> **Task**
Reproduce the entries exactly.
** START OF Dataset rows **
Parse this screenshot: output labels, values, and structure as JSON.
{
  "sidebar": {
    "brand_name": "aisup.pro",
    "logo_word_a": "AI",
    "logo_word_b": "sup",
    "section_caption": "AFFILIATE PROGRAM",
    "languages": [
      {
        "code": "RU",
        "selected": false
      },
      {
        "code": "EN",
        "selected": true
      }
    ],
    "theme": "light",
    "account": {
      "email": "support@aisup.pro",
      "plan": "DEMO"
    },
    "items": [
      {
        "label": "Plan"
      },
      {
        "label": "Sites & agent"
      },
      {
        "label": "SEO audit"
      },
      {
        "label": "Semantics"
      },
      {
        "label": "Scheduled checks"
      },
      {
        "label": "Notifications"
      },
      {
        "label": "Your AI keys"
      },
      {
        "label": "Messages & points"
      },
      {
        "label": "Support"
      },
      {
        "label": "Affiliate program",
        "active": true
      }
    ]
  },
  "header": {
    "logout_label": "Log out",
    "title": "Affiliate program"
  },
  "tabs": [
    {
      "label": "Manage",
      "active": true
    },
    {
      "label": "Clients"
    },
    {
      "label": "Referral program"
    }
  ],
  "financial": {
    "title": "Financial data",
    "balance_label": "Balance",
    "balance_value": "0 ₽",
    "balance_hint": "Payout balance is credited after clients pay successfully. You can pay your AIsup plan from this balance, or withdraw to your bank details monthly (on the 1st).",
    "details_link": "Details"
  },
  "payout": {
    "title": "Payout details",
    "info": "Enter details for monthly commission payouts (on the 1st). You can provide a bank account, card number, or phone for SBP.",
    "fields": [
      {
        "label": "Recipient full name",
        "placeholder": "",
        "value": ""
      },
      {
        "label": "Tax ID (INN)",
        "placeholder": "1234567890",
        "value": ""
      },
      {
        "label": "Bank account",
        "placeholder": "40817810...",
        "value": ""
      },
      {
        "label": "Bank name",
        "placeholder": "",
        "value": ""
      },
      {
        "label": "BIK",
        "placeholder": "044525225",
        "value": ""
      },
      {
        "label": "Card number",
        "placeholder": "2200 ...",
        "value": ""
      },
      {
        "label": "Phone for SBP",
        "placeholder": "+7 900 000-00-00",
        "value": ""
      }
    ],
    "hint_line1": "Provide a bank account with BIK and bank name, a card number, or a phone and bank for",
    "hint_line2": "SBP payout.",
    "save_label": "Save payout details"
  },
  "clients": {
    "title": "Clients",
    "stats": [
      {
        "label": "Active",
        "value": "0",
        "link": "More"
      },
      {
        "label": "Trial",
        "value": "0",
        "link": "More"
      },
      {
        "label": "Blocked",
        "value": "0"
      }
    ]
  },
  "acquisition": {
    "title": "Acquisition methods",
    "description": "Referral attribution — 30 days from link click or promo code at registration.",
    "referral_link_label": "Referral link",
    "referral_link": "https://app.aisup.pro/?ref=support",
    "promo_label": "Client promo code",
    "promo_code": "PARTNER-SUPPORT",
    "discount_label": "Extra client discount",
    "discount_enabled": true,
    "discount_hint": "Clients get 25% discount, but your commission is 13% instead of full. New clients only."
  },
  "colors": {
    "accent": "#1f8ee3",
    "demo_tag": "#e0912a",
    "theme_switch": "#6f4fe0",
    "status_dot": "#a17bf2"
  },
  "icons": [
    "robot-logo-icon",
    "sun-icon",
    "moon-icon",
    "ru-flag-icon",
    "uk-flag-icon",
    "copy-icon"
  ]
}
** END OF Dataset rows **
> **Written solution**
Parse this screenshot: output labels, values, and structure as JSON.
{
  "sidebar": {
    "brand_name": "aisup.pro",
    "logo_word_a": "AI",
    "logo_word_b": "sup",
    "section_caption": "AFFILIATE PROGRAM",
    "languages": [
      {
        "code": "RU",
        "selected": false
      },
      {
        "code": "EN",
        "selected": true
      }
    ],
    "theme": "light",
    "account": {
      "email": "support@aisup.pro",
      "plan": "DEMO"
    },
    "items": [
      {
        "label": "Plan"
      },
      {
        "label": "Sites & agent"
      },
      {
        "label": "SEO audit"
      },
      {
        "label": "Semantics"
      },
      {
        "label": "Scheduled checks"
      },
      {
        "label": "Notifications"
      },
      {
        "label": "Your AI keys"
      },
      {
        "label": "Messages & points"
      },
      {
        "label": "Support"
      },
      {
        "label": "Affiliate program",
        "active": true
      }
    ]
  },
  "header": {
    "logout_label": "Log out",
    "title": "Affiliate program"
  },
  "tabs": [
    {
      "label": "Manage",
      "active": true
    },
    {
      "label": "Clients"
    },
    {
      "label": "Referral program"
    }
  ],
  "financial": {
    "title": "Financial data",
    "balance_label": "Balance",
    "balance_value": "0 ₽",
    "balance_hint": "Payout balance is credited after clients pay successfully. You can pay your AIsup plan from this balance, or withdraw to your bank details monthly (on the 1st).",
    "details_link": "Details"
  },
  "payout": {
    "title": "Payout details",
    "info": "Enter details for monthly commission payouts (on the 1st). You can provide a bank account, card number, or phone for SBP.",
    "fields": [
      {
        "label": "Recipient full name",
        "placeholder": "",
        "value": ""
      },
      {
        "label": "Tax ID (INN)",
        "placeholder": "1234567890",
        "value": ""
      },
      {
        "label": "Bank account",
        "placeholder": "40817810...",
        "value": ""
      },
      {
        "label": "Bank name",
        "placeholder": "",
        "value": ""
      },
      {
        "label": "BIK",
        "placeholder": "044525225",
        "value": ""
      },
      {
        "label": "Card number",
        "placeholder": "2200 ...",
        "value": ""
      },
      {
        "label": "Phone for SBP",
        "placeholder": "+7 900 000-00-00",
        "value": ""
      }
    ],
    "hint_line1": "Provide a bank account with BIK and bank name, a card number, or a phone and bank for",
    "hint_line2": "SBP payout.",
    "save_label": "Save payout details"
  },
  "clients": {
    "title": "Clients",
    "stats": [
      {
        "label": "Active",
        "value": "0",
        "link": "More"
      },
      {
        "label": "Trial",
        "value": "0",
        "link": "More"
      },
      {
        "label": "Blocked",
        "value": "0"
      }
    ]
  },
  "acquisition": {
    "title": "Acquisition methods",
    "description": "Referral attribution — 30 days from link click or promo code at registration.",
    "referral_link_label": "Referral link",
    "referral_link": "https://app.aisup.pro/?ref=support",
    "promo_label": "Client promo code",
    "promo_code": "PARTNER-SUPPORT",
    "discount_label": "Extra client discount",
    "discount_enabled": true,
    "discount_hint": "Clients get 25% discount, but your commission is 13% instead of full. New clients only."
  },
  "colors": {
    "accent": "#1f8ee3",
    "demo_tag": "#e0912a",
    "theme_switch": "#6f4fe0",
    "status_dot": "#a17bf2"
  },
  "icons": [
    "robot-logo-icon",
    "sun-icon",
    "moon-icon",
    "ru-flag-icon",
    "uk-flag-icon",
    "copy-icon"
  ]
}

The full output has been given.